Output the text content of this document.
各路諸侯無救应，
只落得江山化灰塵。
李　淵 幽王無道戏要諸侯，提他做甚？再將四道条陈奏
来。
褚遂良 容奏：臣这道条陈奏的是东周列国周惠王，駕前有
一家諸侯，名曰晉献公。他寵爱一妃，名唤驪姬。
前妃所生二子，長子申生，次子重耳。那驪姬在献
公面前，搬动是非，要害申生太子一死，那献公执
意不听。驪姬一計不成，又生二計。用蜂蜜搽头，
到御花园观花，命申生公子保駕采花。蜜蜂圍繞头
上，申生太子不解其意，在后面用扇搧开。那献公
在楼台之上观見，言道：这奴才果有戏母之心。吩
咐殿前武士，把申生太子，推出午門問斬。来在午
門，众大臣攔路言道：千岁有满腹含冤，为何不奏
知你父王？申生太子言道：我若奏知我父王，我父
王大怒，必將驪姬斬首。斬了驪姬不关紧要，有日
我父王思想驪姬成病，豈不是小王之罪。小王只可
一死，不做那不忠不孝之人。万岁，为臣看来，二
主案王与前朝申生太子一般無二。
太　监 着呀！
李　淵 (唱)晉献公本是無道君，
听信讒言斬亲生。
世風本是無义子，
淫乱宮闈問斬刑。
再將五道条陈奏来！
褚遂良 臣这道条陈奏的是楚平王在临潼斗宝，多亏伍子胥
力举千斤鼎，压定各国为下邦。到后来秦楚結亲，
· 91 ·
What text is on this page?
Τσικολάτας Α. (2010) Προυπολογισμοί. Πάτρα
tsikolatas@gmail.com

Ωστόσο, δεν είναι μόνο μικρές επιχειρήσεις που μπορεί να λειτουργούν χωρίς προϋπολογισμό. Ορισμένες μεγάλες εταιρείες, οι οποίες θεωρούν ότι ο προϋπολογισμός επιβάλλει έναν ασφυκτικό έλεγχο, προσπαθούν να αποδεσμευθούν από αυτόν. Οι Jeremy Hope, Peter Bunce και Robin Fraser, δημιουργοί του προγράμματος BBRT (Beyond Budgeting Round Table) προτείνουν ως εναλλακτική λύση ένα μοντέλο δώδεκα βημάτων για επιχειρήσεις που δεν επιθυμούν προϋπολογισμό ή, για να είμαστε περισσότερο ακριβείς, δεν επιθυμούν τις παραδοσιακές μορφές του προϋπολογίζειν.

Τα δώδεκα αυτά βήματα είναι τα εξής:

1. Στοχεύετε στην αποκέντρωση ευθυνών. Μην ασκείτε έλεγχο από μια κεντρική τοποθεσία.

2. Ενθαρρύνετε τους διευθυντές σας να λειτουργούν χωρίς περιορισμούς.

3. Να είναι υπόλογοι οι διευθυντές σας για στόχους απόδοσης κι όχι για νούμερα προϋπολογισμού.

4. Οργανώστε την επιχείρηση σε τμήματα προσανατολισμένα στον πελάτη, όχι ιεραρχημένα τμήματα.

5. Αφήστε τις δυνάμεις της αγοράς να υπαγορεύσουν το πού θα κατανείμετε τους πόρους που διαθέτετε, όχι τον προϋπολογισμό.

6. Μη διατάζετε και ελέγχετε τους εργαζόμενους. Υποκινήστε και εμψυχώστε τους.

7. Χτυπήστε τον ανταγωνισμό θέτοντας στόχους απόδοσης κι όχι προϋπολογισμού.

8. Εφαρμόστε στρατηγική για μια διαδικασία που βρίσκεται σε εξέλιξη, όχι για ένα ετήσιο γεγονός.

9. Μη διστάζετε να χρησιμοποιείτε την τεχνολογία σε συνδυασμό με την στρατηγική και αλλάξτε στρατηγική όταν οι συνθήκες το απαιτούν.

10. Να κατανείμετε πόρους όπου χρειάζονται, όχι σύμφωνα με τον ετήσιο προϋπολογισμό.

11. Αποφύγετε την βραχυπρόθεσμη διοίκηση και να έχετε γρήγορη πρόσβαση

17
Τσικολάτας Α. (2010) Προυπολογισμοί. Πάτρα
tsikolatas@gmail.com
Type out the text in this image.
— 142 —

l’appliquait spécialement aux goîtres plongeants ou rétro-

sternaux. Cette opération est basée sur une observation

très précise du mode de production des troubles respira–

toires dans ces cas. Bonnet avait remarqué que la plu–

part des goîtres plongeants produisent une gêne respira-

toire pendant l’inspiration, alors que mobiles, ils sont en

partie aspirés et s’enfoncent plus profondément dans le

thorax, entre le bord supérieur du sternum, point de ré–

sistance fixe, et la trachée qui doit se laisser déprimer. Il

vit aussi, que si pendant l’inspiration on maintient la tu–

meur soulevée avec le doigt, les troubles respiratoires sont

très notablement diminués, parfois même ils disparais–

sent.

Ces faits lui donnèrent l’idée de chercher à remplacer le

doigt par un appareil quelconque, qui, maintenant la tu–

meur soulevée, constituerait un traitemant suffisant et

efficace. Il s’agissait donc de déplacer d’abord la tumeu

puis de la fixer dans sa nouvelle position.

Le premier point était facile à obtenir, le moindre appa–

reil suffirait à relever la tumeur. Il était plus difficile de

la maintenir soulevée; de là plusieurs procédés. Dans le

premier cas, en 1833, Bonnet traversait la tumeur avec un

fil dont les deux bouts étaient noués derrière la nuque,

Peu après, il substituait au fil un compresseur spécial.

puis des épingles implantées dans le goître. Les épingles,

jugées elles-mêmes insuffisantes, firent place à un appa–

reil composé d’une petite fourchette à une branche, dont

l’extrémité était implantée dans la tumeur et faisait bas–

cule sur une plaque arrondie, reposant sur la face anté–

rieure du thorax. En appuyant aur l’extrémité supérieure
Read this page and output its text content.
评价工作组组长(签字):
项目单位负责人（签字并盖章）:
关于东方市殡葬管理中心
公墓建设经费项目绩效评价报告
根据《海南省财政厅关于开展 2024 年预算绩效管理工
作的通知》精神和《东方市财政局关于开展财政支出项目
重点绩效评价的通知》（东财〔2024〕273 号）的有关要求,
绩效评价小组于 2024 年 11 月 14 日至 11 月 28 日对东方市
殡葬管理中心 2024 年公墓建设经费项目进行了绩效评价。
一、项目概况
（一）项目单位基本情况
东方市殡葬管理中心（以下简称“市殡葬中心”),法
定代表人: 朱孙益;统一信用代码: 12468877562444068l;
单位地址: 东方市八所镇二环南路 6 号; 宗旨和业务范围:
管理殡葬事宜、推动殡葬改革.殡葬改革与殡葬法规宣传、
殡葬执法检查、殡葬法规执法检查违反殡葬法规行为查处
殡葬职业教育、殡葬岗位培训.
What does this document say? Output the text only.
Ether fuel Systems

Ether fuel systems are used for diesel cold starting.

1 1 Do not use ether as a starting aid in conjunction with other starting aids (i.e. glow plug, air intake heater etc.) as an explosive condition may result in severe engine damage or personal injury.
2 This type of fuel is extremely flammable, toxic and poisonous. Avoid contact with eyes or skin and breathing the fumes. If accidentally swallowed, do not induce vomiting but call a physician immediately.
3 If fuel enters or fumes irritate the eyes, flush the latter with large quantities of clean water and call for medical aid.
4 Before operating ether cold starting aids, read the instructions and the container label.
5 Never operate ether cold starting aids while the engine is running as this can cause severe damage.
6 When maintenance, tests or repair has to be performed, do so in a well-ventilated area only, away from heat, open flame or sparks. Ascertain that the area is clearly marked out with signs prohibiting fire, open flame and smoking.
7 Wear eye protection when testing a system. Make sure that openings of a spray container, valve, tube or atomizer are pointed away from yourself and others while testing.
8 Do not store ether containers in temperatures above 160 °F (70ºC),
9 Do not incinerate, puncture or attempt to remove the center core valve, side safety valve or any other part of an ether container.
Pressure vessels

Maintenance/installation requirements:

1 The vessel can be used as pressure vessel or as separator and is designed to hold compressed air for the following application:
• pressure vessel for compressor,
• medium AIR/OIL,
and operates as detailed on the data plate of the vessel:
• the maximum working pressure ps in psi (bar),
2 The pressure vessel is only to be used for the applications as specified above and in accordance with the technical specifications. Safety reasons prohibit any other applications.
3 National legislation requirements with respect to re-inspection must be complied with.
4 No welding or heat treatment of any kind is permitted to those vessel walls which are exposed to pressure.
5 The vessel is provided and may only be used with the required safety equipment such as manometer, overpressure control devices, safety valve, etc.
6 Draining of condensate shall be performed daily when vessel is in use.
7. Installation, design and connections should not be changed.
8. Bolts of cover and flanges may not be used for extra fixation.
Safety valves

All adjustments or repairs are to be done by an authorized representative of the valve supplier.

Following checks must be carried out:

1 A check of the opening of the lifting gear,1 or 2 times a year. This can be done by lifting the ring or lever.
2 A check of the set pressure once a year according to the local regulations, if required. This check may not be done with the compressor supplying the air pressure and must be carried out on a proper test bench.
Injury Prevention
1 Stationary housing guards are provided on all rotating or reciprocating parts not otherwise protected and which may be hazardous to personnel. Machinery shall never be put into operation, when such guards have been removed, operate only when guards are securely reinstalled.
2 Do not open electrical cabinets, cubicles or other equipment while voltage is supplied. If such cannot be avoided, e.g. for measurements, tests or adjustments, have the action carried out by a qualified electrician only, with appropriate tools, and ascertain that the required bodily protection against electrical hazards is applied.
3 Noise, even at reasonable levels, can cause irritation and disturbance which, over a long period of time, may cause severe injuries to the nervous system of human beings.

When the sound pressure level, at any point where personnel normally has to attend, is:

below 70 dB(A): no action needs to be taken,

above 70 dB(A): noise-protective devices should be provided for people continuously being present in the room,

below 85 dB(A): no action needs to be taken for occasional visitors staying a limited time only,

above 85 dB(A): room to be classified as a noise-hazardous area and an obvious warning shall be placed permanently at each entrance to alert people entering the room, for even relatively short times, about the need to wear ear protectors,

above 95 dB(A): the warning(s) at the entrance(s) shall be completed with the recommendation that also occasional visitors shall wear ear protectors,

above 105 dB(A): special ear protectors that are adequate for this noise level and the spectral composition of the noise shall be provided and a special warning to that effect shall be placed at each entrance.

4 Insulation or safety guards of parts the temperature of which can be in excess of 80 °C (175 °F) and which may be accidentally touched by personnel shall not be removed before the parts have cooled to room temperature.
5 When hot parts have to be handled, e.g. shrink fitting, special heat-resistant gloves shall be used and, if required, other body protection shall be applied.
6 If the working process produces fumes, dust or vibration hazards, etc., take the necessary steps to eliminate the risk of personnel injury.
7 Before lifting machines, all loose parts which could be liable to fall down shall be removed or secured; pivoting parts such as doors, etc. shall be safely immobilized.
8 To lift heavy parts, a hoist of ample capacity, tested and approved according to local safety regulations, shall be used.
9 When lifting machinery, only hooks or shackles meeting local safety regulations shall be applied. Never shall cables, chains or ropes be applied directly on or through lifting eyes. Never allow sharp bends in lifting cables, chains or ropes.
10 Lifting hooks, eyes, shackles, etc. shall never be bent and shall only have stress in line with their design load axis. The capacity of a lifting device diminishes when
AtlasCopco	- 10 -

════════

Show all lines above holding "protection".

Response —
7 Wear eye protection when testing a system. Make sure that openings of a spray container, valve, tube or atomizer are pointed away from yourself and others while testing.
2 Do not open electrical cabinets, cubicles or other equipment while voltage is supplied. If such cannot be avoided, e.g. for measurements, tests or adjustments, have the action carried out by a qualified electrician only, with appropriate tools, and ascertain that the required bodily protection against electrical hazards is applied.
5 When hot parts have to be handled, e.g. shrink fitting, special heat-resistant gloves shall be used and, if required, other body protection shall be applied.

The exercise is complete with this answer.